*Requirement*:
Select every line containing the word "marker" from the material, and copy those lines.

*Saved data entries*:

◆ ◆ ◆ ◆ ◆

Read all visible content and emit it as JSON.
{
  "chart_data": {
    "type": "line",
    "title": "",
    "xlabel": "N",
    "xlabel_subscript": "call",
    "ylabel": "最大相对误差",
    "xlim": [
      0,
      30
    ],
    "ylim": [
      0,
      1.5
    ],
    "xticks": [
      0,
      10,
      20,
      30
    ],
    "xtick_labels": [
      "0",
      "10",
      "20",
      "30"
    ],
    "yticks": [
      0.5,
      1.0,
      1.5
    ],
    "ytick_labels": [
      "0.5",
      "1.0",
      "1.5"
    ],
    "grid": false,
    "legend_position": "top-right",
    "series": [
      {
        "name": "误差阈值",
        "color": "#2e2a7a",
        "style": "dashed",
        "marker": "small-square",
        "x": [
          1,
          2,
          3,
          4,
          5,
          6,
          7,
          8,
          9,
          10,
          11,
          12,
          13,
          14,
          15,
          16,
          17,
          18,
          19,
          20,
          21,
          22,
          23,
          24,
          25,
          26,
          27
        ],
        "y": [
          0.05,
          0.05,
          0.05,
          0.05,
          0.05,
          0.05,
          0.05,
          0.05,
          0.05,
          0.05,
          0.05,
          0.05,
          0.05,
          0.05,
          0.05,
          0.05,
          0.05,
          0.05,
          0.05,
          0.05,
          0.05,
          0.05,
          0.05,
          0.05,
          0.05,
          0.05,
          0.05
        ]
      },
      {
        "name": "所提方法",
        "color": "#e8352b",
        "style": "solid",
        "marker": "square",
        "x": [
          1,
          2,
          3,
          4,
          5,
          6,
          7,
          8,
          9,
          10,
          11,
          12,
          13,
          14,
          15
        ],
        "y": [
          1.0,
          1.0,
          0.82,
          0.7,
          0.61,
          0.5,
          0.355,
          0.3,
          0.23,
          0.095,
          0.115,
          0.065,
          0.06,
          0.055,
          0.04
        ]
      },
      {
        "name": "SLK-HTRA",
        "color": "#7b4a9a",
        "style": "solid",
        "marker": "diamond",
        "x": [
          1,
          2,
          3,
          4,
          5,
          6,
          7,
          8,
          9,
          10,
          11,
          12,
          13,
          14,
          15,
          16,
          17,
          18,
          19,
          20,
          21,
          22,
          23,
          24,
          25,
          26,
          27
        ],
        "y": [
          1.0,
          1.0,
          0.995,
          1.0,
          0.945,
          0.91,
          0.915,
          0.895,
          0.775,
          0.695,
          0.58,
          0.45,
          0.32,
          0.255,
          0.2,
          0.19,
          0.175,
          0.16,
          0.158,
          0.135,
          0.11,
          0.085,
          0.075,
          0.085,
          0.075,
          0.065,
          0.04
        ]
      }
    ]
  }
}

◆ ◆ ◆ ◆ ◆

*Expected output*:
        "marker": "small-square",
        "marker": "square",
        "marker": "diamond",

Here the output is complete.